┌─ The records

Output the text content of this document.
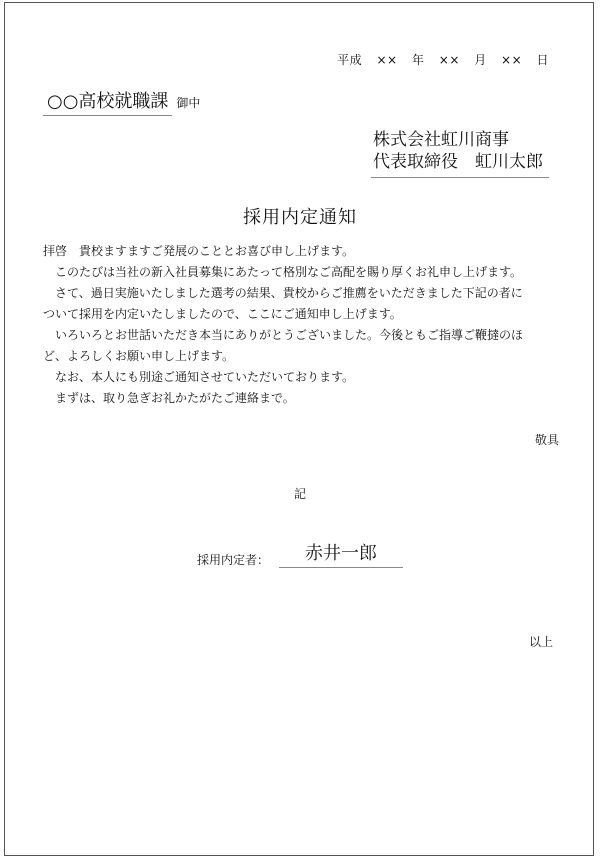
平成 ×× 年 ×× 月 ×× 日
○○高校就職課 御中
株式会社虹川商事
代表取締役　虹川太郎
採用内定通知

拝啓　貴校ますますご発展のこととお喜び申し上げます。

　このたびは当社の新入社員募集にあたって格別なご高配を賜り厚くお礼申し上げます。

　さて、過日実施いたしました選考の結果、貴校からご推薦をいただきました下記の者に

ついて採用を内定いたしましたので、ここにご通知申し上げます。

　いろいろとお世話いただき本当にありがとうございました。今後ともご指導ご鞭撻のほ

ど、よろしくお願い申し上げます。

　なお、本人にも別途ご通知させていただいております。

　まずは、取り急ぎお礼かたがたご連絡まで。

敬具
記
採用内定者： 赤井一郎
以上
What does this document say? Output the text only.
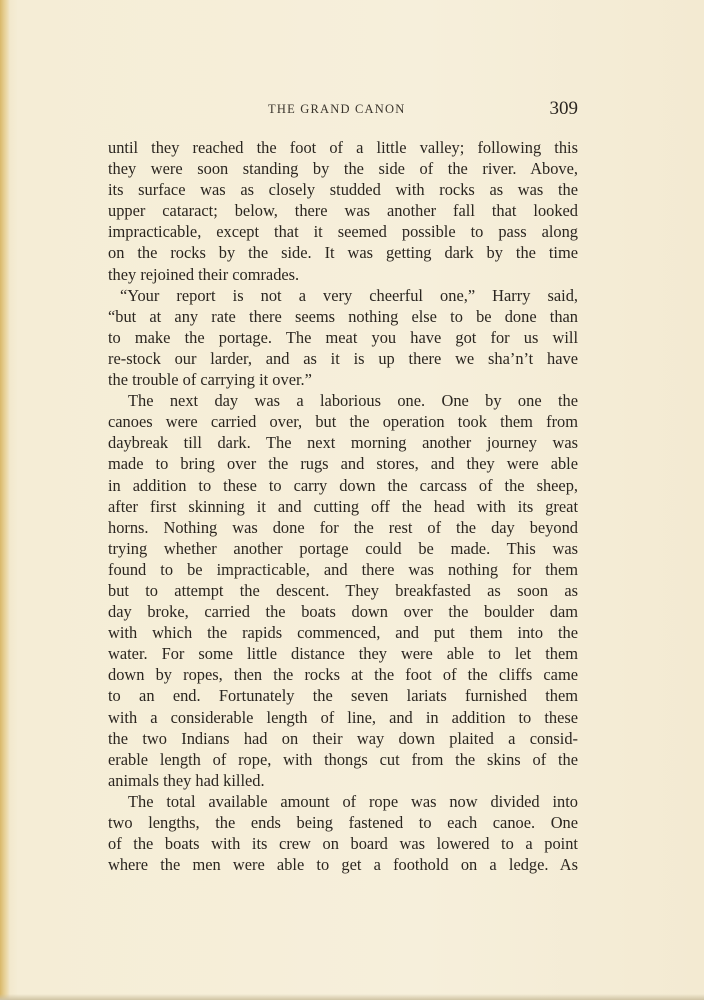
THE GRAND CANON	309
until they reached the foot of a little valley; following this
they were soon standing by the side of the river. Above,
its surface was as closely studded with rocks as was the
upper cataract; below, there was another fall that looked
impracticable, except that it seemed possible to pass along
on the rocks by the side. It was getting dark by the time
they rejoined their comrades.
“Your report is not a very cheerful one,” Harry said,
“but at any rate there seems nothing else to be done than
to make the portage. The meat you have got for us will
re-stock our larder, and as it is up there we sha’n’t have
the trouble of carrying it over.”
The next day was a laborious one. One by one the
canoes were carried over, but the operation took them from
daybreak till dark. The next morning another journey was
made to bring over the rugs and stores, and they were able
in addition to these to carry down the carcass of the sheep,
after first skinning it and cutting off the head with its great
horns. Nothing was done for the rest of the day beyond
trying whether another portage could be made. This was
found to be impracticable, and there was nothing for them
but to attempt the descent. They breakfasted as soon as
day broke, carried the boats down over the boulder dam
with which the rapids commenced, and put them into the
water. For some little distance they were able to let them
down by ropes, then the rocks at the foot of the cliffs came
to an end. Fortunately the seven lariats furnished them
with a considerable length of line, and in addition to these
the two Indians had on their way down plaited a consid-
erable length of rope, with thongs cut from the skins of the
animals they had killed.
The total available amount of rope was now divided into
two lengths, the ends being fastened to each canoe. One
of the boats with its crew on board was lowered to a point
where the men were able to get a foothold on a ledge. As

└─

* _Job_:
Write out the whole listing exactly, and drop the pictures.

* _Worked answer_:
Output the text content of this document.
平成 ×× 年 ×× 月 ×× 日
○○高校就職課 御中
株式会社虹川商事
代表取締役　虹川太郎
採用内定通知

拝啓　貴校ますますご発展のこととお喜び申し上げます。

　このたびは当社の新入社員募集にあたって格別なご高配を賜り厚くお礼申し上げます。

　さて、過日実施いたしました選考の結果、貴校からご推薦をいただきました下記の者に

ついて採用を内定いたしましたので、ここにご通知申し上げます。

　いろいろとお世話いただき本当にありがとうございました。今後ともご指導ご鞭撻のほ

ど、よろしくお願い申し上げます。

　なお、本人にも別途ご通知させていただいております。

　まずは、取り急ぎお礼かたがたご連絡まで。

敬具
記
採用内定者： 赤井一郎
以上
What does this document say? Output the text only.
THE GRAND CANON	309
until they reached the foot of a little valley; following this
they were soon standing by the side of the river. Above,
its surface was as closely studded with rocks as was the
upper cataract; below, there was another fall that looked
impracticable, except that it seemed possible to pass along
on the rocks by the side. It was getting dark by the time
they rejoined their comrades.
“Your report is not a very cheerful one,” Harry said,
“but at any rate there seems nothing else to be done than
to make the portage. The meat you have got for us will
re-stock our larder, and as it is up there we sha’n’t have
the trouble of carrying it over.”
The next day was a laborious one. One by one the
canoes were carried over, but the operation took them from
daybreak till dark. The next morning another journey was
made to bring over the rugs and stores, and they were able
in addition to these to carry down the carcass of the sheep,
after first skinning it and cutting off the head with its great
horns. Nothing was done for the rest of the day beyond
trying whether another portage could be made. This was
found to be impracticable, and there was nothing for them
but to attempt the descent. They breakfasted as soon as
day broke, carried the boats down over the boulder dam
with which the rapids commenced, and put them into the
water. For some little distance they were able to let them
down by ropes, then the rocks at the foot of the cliffs came
to an end. Fortunately the seven lariats furnished them
with a considerable length of line, and in addition to these
the two Indians had on their way down plaited a consid-
erable length of rope, with thongs cut from the skins of the
animals they had killed.
The total available amount of rope was now divided into
two lengths, the ends being fastened to each canoe. One
of the boats with its crew on board was lowered to a point
where the men were able to get a foothold on a ledge. As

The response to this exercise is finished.